[start DATA LISTING]
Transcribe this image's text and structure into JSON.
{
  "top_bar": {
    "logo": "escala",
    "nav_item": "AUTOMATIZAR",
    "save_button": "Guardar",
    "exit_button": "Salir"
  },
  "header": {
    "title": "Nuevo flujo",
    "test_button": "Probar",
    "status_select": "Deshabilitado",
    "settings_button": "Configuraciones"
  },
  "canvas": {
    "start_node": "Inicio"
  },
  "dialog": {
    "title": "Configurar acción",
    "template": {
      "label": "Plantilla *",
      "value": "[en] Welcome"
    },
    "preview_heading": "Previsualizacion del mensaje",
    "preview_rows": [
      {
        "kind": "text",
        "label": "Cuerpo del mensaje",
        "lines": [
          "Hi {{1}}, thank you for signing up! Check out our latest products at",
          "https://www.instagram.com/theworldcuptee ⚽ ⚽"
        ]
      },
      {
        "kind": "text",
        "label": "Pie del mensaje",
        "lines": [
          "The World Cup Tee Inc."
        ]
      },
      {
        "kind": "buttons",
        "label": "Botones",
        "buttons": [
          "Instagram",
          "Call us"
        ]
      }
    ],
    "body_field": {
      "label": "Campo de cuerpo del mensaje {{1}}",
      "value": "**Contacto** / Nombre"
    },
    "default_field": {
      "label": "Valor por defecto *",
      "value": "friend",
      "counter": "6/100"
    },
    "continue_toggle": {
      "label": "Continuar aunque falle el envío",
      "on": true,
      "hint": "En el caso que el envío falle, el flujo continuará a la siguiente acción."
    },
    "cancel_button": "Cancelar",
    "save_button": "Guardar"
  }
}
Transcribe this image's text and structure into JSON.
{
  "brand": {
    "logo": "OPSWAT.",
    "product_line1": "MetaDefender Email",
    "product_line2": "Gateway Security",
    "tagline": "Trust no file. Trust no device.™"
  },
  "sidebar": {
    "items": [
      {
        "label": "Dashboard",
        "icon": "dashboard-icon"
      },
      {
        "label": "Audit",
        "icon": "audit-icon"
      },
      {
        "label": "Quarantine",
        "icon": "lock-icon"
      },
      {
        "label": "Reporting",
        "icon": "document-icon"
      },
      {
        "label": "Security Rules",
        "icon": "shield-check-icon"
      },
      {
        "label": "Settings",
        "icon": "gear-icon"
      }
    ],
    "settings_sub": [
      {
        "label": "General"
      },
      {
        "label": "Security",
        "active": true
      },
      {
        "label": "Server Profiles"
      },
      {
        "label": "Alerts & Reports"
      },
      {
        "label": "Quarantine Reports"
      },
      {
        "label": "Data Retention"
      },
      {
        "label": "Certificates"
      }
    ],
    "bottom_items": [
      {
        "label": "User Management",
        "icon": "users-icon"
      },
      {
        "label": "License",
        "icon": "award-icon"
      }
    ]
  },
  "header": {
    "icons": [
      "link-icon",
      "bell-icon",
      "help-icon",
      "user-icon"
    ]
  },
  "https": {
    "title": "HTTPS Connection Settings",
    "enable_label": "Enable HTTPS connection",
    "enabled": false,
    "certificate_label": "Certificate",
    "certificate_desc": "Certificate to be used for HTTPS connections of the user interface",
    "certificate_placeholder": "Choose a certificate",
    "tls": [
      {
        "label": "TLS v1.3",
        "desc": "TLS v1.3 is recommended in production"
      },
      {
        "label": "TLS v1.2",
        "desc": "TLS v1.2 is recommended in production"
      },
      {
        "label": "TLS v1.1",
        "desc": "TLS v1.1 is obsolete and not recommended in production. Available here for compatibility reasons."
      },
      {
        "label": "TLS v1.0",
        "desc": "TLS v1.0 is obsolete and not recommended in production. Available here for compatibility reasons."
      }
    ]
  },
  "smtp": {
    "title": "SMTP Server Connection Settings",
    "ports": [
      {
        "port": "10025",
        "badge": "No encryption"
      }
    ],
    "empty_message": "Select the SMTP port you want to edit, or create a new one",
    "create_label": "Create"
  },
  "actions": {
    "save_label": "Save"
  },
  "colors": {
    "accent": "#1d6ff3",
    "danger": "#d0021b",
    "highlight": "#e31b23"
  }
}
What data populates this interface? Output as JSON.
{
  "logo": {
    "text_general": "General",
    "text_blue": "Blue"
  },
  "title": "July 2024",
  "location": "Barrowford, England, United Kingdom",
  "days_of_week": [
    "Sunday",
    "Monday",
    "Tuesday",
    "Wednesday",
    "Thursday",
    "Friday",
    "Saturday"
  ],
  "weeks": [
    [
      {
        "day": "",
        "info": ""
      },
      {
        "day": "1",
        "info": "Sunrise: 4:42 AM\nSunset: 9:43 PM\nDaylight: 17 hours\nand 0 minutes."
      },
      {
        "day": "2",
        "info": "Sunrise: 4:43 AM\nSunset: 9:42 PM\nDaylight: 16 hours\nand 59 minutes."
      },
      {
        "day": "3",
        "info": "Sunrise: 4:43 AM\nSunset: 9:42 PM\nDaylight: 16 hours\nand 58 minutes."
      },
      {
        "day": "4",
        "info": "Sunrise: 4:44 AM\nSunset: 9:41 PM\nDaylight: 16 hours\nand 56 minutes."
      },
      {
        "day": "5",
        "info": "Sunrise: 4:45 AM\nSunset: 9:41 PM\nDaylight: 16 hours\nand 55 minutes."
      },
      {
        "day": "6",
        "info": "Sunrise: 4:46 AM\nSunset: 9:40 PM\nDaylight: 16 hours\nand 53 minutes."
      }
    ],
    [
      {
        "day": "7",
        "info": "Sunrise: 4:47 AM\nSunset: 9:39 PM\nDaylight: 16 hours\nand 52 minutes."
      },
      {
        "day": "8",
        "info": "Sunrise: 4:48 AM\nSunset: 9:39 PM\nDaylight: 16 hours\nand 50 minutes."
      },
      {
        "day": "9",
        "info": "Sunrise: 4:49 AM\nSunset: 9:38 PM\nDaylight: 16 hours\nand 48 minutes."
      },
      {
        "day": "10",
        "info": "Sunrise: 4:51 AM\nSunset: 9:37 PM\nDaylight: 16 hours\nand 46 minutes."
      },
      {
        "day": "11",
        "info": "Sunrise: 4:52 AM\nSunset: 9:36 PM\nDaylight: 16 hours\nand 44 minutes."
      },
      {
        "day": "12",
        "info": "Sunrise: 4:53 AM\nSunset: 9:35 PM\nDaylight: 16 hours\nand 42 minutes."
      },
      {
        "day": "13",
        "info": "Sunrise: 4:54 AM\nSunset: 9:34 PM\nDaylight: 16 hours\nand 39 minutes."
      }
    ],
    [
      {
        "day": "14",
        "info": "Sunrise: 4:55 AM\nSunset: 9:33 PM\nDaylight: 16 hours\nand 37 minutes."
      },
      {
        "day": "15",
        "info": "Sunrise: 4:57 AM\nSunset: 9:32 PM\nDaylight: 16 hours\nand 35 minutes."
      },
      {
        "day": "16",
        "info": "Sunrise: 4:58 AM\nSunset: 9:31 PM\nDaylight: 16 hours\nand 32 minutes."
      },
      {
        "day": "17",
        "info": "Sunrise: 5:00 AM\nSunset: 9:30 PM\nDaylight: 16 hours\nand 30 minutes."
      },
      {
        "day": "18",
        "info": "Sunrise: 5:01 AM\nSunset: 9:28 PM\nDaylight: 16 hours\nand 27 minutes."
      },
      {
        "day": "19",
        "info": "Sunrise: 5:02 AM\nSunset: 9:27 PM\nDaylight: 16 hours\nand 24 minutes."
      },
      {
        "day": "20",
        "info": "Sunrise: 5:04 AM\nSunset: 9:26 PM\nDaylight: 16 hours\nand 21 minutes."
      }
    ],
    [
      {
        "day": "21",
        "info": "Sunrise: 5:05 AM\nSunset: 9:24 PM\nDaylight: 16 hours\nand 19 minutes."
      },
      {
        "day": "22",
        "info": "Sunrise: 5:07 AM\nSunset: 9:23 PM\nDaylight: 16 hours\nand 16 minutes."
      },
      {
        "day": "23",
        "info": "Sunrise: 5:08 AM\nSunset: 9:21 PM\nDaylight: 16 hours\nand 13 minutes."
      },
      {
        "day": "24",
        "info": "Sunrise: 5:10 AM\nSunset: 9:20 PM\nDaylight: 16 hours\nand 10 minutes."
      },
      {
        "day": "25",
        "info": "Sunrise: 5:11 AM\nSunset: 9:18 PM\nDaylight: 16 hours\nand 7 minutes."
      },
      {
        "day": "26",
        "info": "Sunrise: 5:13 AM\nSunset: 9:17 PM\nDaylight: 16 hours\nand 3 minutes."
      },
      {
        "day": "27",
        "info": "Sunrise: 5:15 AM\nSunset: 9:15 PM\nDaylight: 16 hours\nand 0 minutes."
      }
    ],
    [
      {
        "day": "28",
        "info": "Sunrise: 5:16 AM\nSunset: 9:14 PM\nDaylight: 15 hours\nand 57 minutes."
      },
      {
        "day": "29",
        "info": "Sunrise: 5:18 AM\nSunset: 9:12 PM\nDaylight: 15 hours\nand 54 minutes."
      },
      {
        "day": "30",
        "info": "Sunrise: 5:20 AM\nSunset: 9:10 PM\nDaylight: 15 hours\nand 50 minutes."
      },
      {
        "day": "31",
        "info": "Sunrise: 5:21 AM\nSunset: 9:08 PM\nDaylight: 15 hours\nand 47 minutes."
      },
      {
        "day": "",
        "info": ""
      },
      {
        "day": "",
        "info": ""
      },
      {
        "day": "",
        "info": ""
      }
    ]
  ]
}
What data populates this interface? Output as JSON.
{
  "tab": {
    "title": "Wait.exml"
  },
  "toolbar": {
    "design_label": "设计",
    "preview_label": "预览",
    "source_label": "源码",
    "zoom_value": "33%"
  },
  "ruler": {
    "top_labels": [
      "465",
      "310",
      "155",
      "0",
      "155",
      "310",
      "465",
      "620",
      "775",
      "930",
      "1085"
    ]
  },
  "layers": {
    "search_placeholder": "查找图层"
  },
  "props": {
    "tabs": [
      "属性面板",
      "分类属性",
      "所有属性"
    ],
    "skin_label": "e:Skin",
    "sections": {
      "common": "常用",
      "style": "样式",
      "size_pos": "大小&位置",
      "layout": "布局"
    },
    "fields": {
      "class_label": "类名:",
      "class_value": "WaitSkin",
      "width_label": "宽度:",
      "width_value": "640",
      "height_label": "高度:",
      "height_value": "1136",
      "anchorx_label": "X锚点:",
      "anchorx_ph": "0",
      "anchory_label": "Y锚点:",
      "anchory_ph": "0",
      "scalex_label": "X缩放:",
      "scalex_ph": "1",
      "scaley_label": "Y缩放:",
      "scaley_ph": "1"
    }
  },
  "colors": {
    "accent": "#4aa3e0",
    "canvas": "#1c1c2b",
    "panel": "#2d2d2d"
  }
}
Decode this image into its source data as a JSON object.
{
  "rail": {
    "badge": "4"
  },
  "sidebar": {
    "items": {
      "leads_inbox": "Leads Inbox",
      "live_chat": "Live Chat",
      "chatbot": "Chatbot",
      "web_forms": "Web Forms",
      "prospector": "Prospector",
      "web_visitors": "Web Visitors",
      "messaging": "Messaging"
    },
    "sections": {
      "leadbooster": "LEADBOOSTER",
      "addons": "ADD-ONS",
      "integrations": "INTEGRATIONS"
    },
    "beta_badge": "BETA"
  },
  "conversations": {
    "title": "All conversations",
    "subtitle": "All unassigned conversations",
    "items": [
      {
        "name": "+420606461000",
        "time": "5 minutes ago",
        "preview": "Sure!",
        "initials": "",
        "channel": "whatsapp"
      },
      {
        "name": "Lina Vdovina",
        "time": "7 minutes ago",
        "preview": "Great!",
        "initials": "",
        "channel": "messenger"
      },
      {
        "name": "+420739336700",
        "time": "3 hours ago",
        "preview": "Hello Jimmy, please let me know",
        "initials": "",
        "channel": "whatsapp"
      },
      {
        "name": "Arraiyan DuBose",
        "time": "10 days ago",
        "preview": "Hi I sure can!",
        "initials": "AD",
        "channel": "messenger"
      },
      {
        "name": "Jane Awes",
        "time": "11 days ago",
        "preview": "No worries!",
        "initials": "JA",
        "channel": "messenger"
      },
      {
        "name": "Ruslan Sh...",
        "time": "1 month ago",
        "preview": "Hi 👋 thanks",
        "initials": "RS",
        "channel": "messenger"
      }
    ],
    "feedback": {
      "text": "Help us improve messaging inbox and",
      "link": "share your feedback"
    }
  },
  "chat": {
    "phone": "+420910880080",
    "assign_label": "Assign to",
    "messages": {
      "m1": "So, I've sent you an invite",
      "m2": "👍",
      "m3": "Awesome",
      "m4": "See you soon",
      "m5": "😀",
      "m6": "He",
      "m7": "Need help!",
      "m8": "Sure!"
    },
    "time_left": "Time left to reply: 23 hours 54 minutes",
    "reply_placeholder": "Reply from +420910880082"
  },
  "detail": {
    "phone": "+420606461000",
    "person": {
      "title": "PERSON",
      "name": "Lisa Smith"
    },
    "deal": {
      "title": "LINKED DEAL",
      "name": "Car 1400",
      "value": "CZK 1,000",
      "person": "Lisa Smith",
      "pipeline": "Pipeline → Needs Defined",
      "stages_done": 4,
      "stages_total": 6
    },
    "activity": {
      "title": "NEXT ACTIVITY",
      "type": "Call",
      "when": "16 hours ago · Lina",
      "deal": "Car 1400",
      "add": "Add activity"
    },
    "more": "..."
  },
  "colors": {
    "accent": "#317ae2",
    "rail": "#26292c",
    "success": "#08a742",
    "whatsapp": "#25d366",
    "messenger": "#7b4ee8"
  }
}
[end DATA LISTING]
Show the lines of the records that contain the word "envío".

      "label": "Continuar aunque falle el envío",
      "hint": "En el caso que el envío falle, el flujo continuará a la siguiente acción."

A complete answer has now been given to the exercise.